Raw data:
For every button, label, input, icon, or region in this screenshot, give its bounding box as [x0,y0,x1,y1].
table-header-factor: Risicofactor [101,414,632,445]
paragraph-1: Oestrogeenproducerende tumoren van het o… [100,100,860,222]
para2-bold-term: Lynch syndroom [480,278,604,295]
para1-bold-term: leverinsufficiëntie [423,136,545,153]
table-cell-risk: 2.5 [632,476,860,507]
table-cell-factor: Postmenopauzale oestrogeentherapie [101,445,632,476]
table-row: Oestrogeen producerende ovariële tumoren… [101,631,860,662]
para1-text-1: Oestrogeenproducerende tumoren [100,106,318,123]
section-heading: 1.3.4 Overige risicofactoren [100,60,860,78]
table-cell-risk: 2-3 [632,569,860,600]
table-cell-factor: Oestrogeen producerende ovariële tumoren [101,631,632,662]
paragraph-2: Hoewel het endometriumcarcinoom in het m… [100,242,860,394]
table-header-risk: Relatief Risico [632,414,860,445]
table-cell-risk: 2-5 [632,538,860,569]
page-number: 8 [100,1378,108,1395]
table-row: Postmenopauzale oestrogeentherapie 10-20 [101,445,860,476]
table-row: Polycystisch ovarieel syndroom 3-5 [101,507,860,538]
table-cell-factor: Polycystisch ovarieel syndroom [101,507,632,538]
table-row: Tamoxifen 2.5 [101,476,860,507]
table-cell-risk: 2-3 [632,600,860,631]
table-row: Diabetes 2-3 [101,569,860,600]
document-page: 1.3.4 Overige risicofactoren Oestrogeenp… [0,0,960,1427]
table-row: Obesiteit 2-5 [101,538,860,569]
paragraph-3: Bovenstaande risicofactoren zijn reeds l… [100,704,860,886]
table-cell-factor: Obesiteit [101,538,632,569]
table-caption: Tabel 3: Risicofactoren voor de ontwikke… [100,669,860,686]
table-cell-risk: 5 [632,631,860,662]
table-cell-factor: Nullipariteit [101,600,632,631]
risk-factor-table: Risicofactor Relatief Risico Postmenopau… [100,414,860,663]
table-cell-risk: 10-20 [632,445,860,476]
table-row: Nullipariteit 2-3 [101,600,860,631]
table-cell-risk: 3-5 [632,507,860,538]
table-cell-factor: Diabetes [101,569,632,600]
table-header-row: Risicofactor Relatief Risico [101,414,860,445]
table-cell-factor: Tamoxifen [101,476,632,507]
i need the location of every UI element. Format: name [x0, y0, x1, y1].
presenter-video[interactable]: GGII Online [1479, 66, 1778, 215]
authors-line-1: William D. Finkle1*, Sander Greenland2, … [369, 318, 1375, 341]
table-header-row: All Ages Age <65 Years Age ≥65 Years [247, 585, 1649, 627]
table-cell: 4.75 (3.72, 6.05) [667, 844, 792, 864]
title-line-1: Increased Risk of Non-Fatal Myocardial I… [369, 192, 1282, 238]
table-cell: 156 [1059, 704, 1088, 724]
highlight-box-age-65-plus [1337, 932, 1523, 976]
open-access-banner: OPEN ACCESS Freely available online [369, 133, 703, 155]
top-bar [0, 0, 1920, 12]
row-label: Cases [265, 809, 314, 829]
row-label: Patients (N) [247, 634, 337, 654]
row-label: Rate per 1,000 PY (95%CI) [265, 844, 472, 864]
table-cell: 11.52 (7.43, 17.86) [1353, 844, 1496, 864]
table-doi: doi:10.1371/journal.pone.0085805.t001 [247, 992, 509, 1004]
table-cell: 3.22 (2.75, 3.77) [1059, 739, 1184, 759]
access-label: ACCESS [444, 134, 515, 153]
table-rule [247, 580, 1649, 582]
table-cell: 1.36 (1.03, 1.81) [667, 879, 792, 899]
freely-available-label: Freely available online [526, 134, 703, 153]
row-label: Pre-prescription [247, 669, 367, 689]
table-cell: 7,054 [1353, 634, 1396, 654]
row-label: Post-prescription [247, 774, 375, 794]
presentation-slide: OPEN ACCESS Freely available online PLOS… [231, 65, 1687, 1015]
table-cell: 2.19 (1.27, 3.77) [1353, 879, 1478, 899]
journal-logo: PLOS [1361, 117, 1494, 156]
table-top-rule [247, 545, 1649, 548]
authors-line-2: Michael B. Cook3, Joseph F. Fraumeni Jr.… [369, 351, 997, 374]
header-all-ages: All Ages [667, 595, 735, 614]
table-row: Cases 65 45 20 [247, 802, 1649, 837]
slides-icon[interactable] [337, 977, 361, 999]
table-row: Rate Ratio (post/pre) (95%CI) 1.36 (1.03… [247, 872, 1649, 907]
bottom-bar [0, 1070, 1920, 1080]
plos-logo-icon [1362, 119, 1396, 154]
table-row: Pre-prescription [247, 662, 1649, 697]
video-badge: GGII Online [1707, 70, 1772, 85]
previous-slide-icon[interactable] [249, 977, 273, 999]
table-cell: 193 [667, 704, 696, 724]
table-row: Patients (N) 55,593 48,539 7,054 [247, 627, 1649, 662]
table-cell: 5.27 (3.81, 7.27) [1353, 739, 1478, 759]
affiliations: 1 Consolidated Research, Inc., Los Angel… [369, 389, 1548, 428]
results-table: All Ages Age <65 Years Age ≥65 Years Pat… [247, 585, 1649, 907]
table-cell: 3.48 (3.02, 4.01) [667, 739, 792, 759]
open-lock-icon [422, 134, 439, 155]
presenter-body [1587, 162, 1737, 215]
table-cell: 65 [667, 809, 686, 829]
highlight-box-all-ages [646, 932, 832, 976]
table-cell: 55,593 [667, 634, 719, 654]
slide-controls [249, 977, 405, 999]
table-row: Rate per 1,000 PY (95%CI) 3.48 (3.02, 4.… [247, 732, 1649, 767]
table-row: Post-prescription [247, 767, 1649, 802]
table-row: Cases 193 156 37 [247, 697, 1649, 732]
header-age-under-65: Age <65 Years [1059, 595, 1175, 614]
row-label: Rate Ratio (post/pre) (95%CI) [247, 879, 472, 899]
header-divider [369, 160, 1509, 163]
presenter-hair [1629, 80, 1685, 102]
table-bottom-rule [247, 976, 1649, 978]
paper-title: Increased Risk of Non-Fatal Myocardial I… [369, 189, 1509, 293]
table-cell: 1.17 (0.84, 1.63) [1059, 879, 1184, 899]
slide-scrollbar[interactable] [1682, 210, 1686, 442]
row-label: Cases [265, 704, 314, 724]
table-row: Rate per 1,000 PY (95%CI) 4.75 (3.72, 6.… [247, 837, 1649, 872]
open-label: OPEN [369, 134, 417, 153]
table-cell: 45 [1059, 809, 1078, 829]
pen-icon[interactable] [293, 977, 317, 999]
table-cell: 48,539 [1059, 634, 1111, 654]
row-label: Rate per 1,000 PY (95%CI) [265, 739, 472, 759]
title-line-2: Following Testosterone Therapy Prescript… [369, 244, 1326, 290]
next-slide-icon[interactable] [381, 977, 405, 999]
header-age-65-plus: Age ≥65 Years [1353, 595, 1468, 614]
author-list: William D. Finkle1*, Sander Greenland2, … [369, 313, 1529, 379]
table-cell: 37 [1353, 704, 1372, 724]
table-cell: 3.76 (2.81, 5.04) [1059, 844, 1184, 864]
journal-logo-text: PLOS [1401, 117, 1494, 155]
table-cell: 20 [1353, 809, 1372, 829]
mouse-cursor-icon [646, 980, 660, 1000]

Instructions for the task:
The full set of entries above needs to be restated word for word.

Solution for this exercise:
For every button, label, input, icon, or region in this screenshot, give its bounding box as [x0,y0,x1,y1].
table-header-factor: Risicofactor [101,414,632,445]
paragraph-1: Oestrogeenproducerende tumoren van het o… [100,100,860,222]
para2-bold-term: Lynch syndroom [480,278,604,295]
para1-bold-term: leverinsufficiëntie [423,136,545,153]
table-cell-risk: 2.5 [632,476,860,507]
table-cell-factor: Postmenopauzale oestrogeentherapie [101,445,632,476]
table-row: Oestrogeen producerende ovariële tumoren… [101,631,860,662]
para1-text-1: Oestrogeenproducerende tumoren [100,106,318,123]
section-heading: 1.3.4 Overige risicofactoren [100,60,860,78]
table-cell-risk: 2-3 [632,569,860,600]
table-cell-factor: Oestrogeen producerende ovariële tumoren [101,631,632,662]
paragraph-2: Hoewel het endometriumcarcinoom in het m… [100,242,860,394]
table-header-risk: Relatief Risico [632,414,860,445]
table-cell-risk: 2-5 [632,538,860,569]
page-number: 8 [100,1378,108,1395]
table-row: Postmenopauzale oestrogeentherapie 10-20 [101,445,860,476]
table-row: Polycystisch ovarieel syndroom 3-5 [101,507,860,538]
table-cell-factor: Polycystisch ovarieel syndroom [101,507,632,538]
table-row: Tamoxifen 2.5 [101,476,860,507]
table-cell-risk: 2-3 [632,600,860,631]
table-row: Diabetes 2-3 [101,569,860,600]
document-page: 1.3.4 Overige risicofactoren Oestrogeenp… [0,0,960,1427]
table-row: Obesiteit 2-5 [101,538,860,569]
paragraph-3: Bovenstaande risicofactoren zijn reeds l… [100,704,860,886]
table-cell-factor: Obesiteit [101,538,632,569]
table-caption: Tabel 3: Risicofactoren voor de ontwikke… [100,669,860,686]
table-cell-risk: 5 [632,631,860,662]
table-cell-factor: Nullipariteit [101,600,632,631]
risk-factor-table: Risicofactor Relatief Risico Postmenopau… [100,414,860,663]
table-cell-risk: 10-20 [632,445,860,476]
table-row: Nullipariteit 2-3 [101,600,860,631]
table-cell-risk: 3-5 [632,507,860,538]
table-cell-factor: Diabetes [101,569,632,600]
table-header-row: Risicofactor Relatief Risico [101,414,860,445]
table-cell-factor: Tamoxifen [101,476,632,507]
i need the location of every UI element. Format: name [x0, y0, x1, y1].
presenter-video[interactable]: GGII Online [1479, 66, 1778, 215]
authors-line-1: William D. Finkle1*, Sander Greenland2, … [369, 318, 1375, 341]
table-header-row: All Ages Age <65 Years Age ≥65 Years [247, 585, 1649, 627]
table-cell: 4.75 (3.72, 6.05) [667, 844, 792, 864]
title-line-1: Increased Risk of Non-Fatal Myocardial I… [369, 192, 1282, 238]
table-cell: 156 [1059, 704, 1088, 724]
highlight-box-age-65-plus [1337, 932, 1523, 976]
open-access-banner: OPEN ACCESS Freely available online [369, 133, 703, 155]
top-bar [0, 0, 1920, 12]
row-label: Cases [265, 809, 314, 829]
row-label: Patients (N) [247, 634, 337, 654]
row-label: Rate per 1,000 PY (95%CI) [265, 844, 472, 864]
table-cell: 11.52 (7.43, 17.86) [1353, 844, 1496, 864]
table-doi: doi:10.1371/journal.pone.0085805.t001 [247, 992, 509, 1004]
table-cell: 3.22 (2.75, 3.77) [1059, 739, 1184, 759]
access-label: ACCESS [444, 134, 515, 153]
table-rule [247, 580, 1649, 582]
table-cell: 1.36 (1.03, 1.81) [667, 879, 792, 899]
freely-available-label: Freely available online [526, 134, 703, 153]
row-label: Pre-prescription [247, 669, 367, 689]
table-cell: 7,054 [1353, 634, 1396, 654]
row-label: Post-prescription [247, 774, 375, 794]
presentation-slide: OPEN ACCESS Freely available online PLOS… [231, 65, 1687, 1015]
table-cell: 2.19 (1.27, 3.77) [1353, 879, 1478, 899]
journal-logo: PLOS [1361, 117, 1494, 156]
table-top-rule [247, 545, 1649, 548]
authors-line-2: Michael B. Cook3, Joseph F. Fraumeni Jr.… [369, 351, 997, 374]
header-all-ages: All Ages [667, 595, 735, 614]
table-row: Cases 65 45 20 [247, 802, 1649, 837]
slides-icon[interactable] [337, 977, 361, 999]
table-row: Rate Ratio (post/pre) (95%CI) 1.36 (1.03… [247, 872, 1649, 907]
bottom-bar [0, 1070, 1920, 1080]
plos-logo-icon [1362, 119, 1396, 154]
table-row: Pre-prescription [247, 662, 1649, 697]
video-badge: GGII Online [1707, 70, 1772, 85]
previous-slide-icon[interactable] [249, 977, 273, 999]
table-cell: 193 [667, 704, 696, 724]
table-row: Patients (N) 55,593 48,539 7,054 [247, 627, 1649, 662]
table-cell: 5.27 (3.81, 7.27) [1353, 739, 1478, 759]
affiliations: 1 Consolidated Research, Inc., Los Angel… [369, 389, 1548, 428]
results-table: All Ages Age <65 Years Age ≥65 Years Pat… [247, 585, 1649, 907]
table-cell: 3.48 (3.02, 4.01) [667, 739, 792, 759]
open-lock-icon [422, 134, 439, 155]
presenter-body [1587, 162, 1737, 215]
table-cell: 65 [667, 809, 686, 829]
highlight-box-all-ages [646, 932, 832, 976]
table-cell: 55,593 [667, 634, 719, 654]
slide-controls [249, 977, 405, 999]
table-row: Rate per 1,000 PY (95%CI) 3.48 (3.02, 4.… [247, 732, 1649, 767]
table-row: Post-prescription [247, 767, 1649, 802]
table-row: Cases 193 156 37 [247, 697, 1649, 732]
header-age-under-65: Age <65 Years [1059, 595, 1175, 614]
row-label: Rate Ratio (post/pre) (95%CI) [247, 879, 472, 899]
header-divider [369, 160, 1509, 163]
presenter-hair [1629, 80, 1685, 102]
table-bottom-rule [247, 976, 1649, 978]
paper-title: Increased Risk of Non-Fatal Myocardial I… [369, 189, 1509, 293]
table-cell: 1.17 (0.84, 1.63) [1059, 879, 1184, 899]
slide-scrollbar[interactable] [1682, 210, 1686, 442]
row-label: Cases [265, 704, 314, 724]
table-row: Rate per 1,000 PY (95%CI) 4.75 (3.72, 6.… [247, 837, 1649, 872]
open-label: OPEN [369, 134, 417, 153]
table-cell: 45 [1059, 809, 1078, 829]
pen-icon[interactable] [293, 977, 317, 999]
table-cell: 48,539 [1059, 634, 1111, 654]
row-label: Rate per 1,000 PY (95%CI) [265, 739, 472, 759]
title-line-2: Following Testosterone Therapy Prescript… [369, 244, 1326, 290]
next-slide-icon[interactable] [381, 977, 405, 999]
header-age-65-plus: Age ≥65 Years [1353, 595, 1468, 614]
author-list: William D. Finkle1*, Sander Greenland2, … [369, 313, 1529, 379]
table-cell: 37 [1353, 704, 1372, 724]
table-cell: 3.76 (2.81, 5.04) [1059, 844, 1184, 864]
journal-logo-text: PLOS [1401, 117, 1494, 155]
table-cell: 20 [1353, 809, 1372, 829]
mouse-cursor-icon [646, 980, 660, 1000]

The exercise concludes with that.